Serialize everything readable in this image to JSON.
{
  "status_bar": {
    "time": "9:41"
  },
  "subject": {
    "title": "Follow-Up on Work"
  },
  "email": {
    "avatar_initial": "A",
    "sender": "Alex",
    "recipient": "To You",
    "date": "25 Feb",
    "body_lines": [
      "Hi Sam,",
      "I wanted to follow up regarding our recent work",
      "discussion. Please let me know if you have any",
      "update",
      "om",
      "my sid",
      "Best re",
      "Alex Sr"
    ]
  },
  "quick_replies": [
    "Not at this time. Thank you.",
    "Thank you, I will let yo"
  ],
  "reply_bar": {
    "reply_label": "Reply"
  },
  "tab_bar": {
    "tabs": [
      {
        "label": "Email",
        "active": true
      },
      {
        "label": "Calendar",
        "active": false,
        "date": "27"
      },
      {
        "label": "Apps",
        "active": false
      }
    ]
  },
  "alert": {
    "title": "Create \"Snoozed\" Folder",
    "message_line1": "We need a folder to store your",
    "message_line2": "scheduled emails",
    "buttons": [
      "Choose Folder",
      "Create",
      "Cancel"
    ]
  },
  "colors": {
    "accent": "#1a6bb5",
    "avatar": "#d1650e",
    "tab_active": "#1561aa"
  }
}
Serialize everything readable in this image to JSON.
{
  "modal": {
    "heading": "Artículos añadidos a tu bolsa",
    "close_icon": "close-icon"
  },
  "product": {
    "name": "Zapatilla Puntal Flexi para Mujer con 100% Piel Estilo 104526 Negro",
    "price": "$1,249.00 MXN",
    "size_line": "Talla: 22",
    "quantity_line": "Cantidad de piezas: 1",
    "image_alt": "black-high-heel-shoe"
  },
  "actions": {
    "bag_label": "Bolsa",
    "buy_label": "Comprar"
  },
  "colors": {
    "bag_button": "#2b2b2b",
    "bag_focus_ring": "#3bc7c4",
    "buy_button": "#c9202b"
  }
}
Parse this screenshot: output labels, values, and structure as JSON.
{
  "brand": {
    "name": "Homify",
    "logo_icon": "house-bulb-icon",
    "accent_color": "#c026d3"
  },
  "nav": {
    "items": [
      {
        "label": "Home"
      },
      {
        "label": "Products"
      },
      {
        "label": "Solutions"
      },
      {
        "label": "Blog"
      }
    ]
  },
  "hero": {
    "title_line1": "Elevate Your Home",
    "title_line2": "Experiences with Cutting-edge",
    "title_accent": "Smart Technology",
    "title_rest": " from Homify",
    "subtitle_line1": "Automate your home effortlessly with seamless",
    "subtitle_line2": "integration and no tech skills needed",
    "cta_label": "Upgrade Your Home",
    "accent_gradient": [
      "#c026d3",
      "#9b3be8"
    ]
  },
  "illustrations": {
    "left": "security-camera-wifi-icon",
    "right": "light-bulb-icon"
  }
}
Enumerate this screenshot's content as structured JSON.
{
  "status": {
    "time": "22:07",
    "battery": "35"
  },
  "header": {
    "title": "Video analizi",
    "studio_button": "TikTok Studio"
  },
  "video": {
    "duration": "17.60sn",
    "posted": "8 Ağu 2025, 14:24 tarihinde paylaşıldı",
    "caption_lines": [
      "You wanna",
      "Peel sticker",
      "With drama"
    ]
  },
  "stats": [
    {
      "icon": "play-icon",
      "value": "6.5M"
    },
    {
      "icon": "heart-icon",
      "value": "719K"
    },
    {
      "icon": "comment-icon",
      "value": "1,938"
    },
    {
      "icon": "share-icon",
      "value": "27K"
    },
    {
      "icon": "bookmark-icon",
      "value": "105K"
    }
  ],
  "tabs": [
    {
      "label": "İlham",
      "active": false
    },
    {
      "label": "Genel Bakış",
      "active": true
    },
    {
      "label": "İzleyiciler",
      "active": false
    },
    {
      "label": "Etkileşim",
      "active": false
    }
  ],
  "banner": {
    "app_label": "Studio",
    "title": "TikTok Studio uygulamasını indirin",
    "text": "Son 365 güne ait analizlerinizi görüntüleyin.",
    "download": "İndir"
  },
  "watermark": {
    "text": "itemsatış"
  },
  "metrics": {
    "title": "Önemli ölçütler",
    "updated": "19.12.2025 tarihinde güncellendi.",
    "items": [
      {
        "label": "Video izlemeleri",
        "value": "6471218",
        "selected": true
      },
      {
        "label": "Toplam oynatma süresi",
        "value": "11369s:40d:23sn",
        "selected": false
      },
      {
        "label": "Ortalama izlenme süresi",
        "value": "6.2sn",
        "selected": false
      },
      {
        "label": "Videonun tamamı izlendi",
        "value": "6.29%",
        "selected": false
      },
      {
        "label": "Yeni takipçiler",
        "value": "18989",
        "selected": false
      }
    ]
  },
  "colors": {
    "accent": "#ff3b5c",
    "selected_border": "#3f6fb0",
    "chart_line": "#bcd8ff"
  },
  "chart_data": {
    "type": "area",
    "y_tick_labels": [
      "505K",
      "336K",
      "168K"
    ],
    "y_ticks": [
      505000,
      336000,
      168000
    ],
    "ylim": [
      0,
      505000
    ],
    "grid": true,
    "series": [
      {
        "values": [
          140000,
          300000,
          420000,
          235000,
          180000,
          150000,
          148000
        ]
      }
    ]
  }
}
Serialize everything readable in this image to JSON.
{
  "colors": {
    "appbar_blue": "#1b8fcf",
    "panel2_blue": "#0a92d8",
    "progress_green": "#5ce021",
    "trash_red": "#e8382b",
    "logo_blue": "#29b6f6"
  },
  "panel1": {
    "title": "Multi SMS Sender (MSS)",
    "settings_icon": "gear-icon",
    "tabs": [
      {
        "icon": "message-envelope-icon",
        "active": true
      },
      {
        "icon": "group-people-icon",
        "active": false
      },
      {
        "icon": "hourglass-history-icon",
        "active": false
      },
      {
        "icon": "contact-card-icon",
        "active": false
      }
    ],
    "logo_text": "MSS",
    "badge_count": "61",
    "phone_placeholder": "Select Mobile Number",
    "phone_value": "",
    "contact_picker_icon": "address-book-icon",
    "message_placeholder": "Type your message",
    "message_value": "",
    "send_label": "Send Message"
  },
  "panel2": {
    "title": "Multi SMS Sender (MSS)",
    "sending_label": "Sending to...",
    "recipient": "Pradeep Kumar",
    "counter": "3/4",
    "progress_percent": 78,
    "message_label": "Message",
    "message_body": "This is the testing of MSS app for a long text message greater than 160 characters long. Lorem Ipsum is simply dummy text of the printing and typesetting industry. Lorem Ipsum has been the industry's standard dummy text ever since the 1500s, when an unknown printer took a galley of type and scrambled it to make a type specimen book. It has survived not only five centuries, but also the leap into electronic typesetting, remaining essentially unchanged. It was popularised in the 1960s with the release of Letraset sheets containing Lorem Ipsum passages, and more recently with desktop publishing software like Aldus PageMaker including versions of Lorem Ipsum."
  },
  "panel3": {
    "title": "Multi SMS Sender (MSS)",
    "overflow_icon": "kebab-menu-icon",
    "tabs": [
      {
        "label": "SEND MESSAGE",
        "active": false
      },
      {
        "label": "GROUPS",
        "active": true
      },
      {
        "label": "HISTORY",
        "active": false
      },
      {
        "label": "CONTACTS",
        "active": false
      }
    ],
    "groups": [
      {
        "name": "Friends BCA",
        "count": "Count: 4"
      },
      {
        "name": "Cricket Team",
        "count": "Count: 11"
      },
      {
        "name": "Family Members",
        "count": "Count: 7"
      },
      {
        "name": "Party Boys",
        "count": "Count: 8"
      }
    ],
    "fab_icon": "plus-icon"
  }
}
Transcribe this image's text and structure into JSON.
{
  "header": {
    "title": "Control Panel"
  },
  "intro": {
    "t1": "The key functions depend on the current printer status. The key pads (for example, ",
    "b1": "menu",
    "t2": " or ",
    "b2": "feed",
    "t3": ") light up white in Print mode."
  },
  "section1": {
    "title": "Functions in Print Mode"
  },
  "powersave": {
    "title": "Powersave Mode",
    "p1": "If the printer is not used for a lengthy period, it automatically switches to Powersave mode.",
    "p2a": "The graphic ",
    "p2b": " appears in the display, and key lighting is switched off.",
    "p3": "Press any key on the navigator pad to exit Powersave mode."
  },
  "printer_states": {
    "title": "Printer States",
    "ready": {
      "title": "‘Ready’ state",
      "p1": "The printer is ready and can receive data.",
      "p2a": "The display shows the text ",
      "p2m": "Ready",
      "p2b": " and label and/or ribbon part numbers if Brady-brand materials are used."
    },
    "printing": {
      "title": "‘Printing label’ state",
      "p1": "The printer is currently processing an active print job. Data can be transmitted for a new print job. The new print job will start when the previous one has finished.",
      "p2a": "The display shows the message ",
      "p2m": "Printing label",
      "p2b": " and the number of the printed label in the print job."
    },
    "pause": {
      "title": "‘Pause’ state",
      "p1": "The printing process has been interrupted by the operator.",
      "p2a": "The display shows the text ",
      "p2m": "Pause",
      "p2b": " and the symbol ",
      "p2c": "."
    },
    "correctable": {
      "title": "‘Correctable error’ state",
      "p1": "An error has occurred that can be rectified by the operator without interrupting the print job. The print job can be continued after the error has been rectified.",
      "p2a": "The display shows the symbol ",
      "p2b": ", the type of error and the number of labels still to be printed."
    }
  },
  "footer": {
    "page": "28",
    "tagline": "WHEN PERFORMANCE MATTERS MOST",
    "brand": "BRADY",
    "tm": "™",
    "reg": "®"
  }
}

What to produce:
From the data above, copy each line that has the string "süresi".

Correct answer:
        "label": "Toplam oynatma süresi",
        "label": "Ortalama izlenme süresi",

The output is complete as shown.